__Challenge__.
Write out all of the entries that follow, word for word, but skip the pictures.

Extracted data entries

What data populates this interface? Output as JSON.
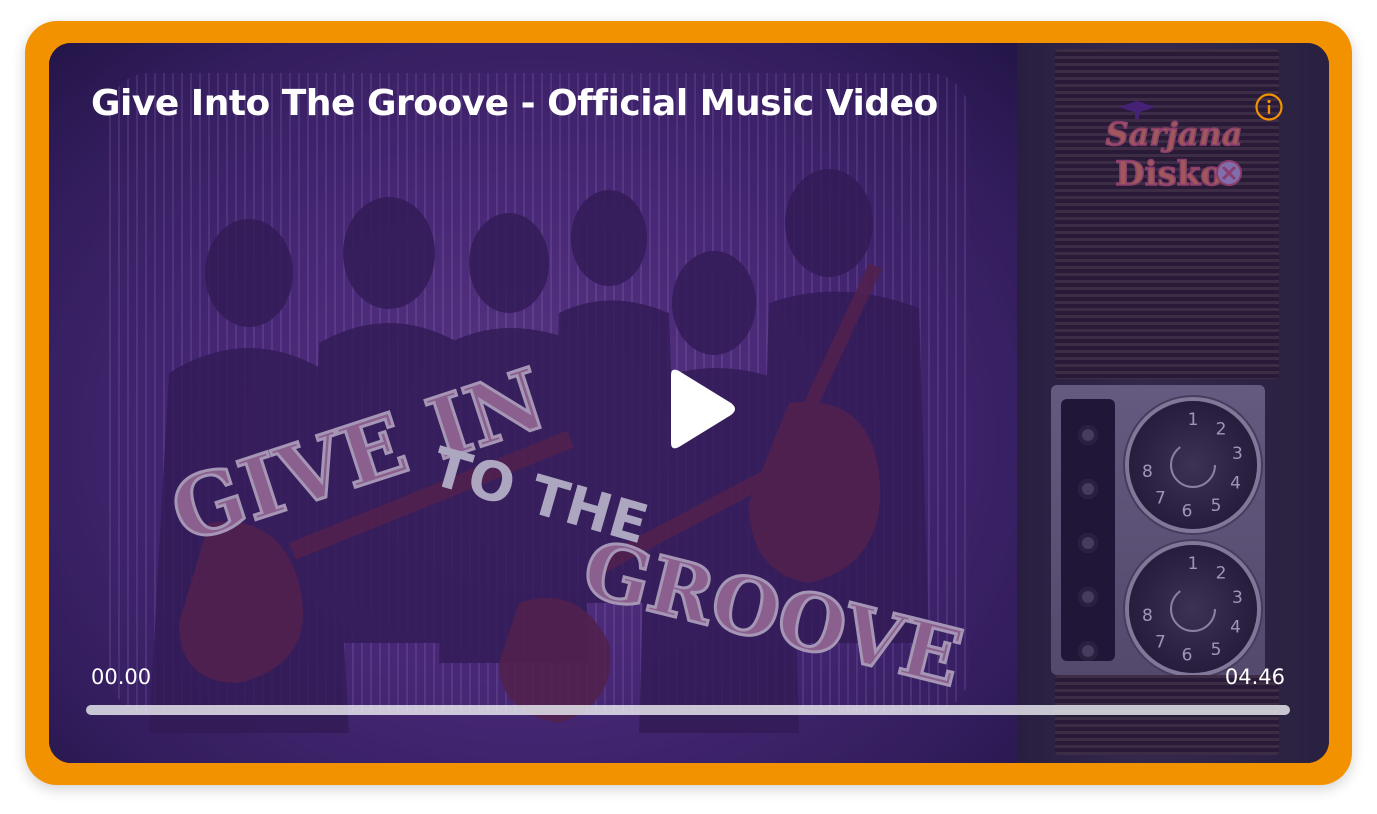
{
  "video": {
    "title": "Give Into The Groove - Official Music Video",
    "current_time": "00.00",
    "duration": "04.46",
    "progress_fraction": 0
  },
  "artwork": {
    "logo_text_line1": "Sarjana",
    "logo_text_line2": "Disko",
    "headline_line1": "GIVE IN",
    "headline_line2": "TO THE",
    "headline_line3": "GROOVE",
    "dial_numbers": [
      "1",
      "2",
      "3",
      "4",
      "5",
      "6",
      "7",
      "8"
    ]
  },
  "colors": {
    "frame": "#f39200",
    "accent_icon": "#f39200",
    "text": "#ffffff"
  },
  "icons": {
    "play": "play-icon",
    "info": "info-icon"
  }
}
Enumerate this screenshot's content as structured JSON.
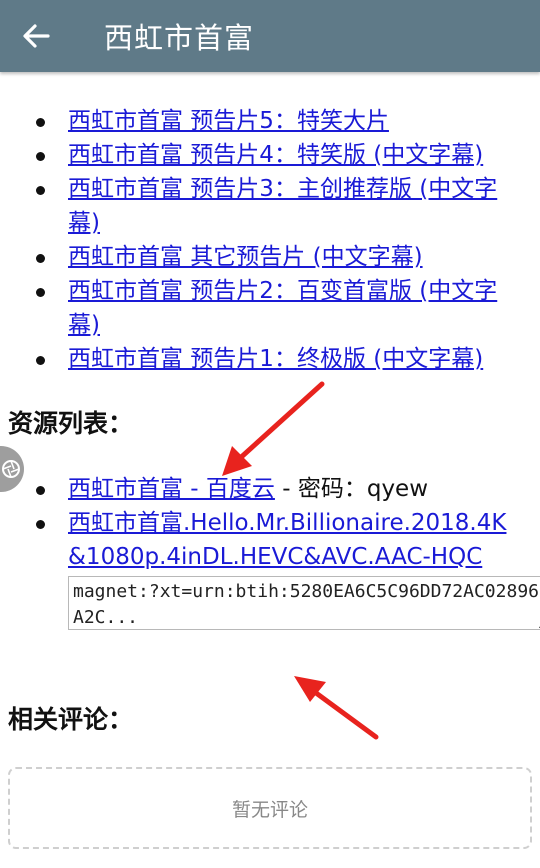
{
  "appbar": {
    "title": "西虹市首富",
    "back_icon": "arrow-left-icon"
  },
  "trailers": [
    "西虹市首富 预告片5：特笑大片",
    "西虹市首富 预告片4：特笑版 (中文字幕)",
    "西虹市首富 预告片3：主创推荐版 (中文字幕)",
    "西虹市首富 其它预告片 (中文字幕)",
    "西虹市首富 预告片2：百变首富版 (中文字幕)",
    "西虹市首富 预告片1：终极版 (中文字幕)"
  ],
  "resources": {
    "heading": "资源列表：",
    "baidu": {
      "link": "西虹市首富 - 百度云",
      "suffix": " - 密码：qyew"
    },
    "torrent": {
      "link": "西虹市首富.Hello.Mr.Billionaire.2018.4K&1080p.4inDL.HEVC&AVC.AAC-HQC",
      "magnet": "magnet:?xt=urn:btih:5280EA6C5C96DD72AC02896A2C..."
    }
  },
  "comments": {
    "heading": "相关评论：",
    "empty": "暂无评论"
  },
  "colors": {
    "appbar": "#5f7a88",
    "link": "#1a1ad6",
    "annotation_arrow": "#e8231e"
  }
}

__Answer to this problem__.
What data populates this interface? Output as JSON.
{
  "video": {
    "title": "Give Into The Groove - Official Music Video",
    "current_time": "00.00",
    "duration": "04.46",
    "progress_fraction": 0
  },
  "artwork": {
    "logo_text_line1": "Sarjana",
    "logo_text_line2": "Disko",
    "headline_line1": "GIVE IN",
    "headline_line2": "TO THE",
    "headline_line3": "GROOVE",
    "dial_numbers": [
      "1",
      "2",
      "3",
      "4",
      "5",
      "6",
      "7",
      "8"
    ]
  },
  "colors": {
    "frame": "#f39200",
    "accent_icon": "#f39200",
    "text": "#ffffff"
  },
  "icons": {
    "play": "play-icon",
    "info": "info-icon"
  }
}
Enumerate this screenshot's content as structured JSON.
{
  "appbar": {
    "title": "西虹市首富",
    "back_icon": "arrow-left-icon"
  },
  "trailers": [
    "西虹市首富 预告片5：特笑大片",
    "西虹市首富 预告片4：特笑版 (中文字幕)",
    "西虹市首富 预告片3：主创推荐版 (中文字幕)",
    "西虹市首富 其它预告片 (中文字幕)",
    "西虹市首富 预告片2：百变首富版 (中文字幕)",
    "西虹市首富 预告片1：终极版 (中文字幕)"
  ],
  "resources": {
    "heading": "资源列表：",
    "baidu": {
      "link": "西虹市首富 - 百度云",
      "suffix": " - 密码：qyew"
    },
    "torrent": {
      "link": "西虹市首富.Hello.Mr.Billionaire.2018.4K&1080p.4inDL.HEVC&AVC.AAC-HQC",
      "magnet": "magnet:?xt=urn:btih:5280EA6C5C96DD72AC02896A2C..."
    }
  },
  "comments": {
    "heading": "相关评论：",
    "empty": "暂无评论"
  },
  "colors": {
    "appbar": "#5f7a88",
    "link": "#1a1ad6",
    "annotation_arrow": "#e8231e"
  }
}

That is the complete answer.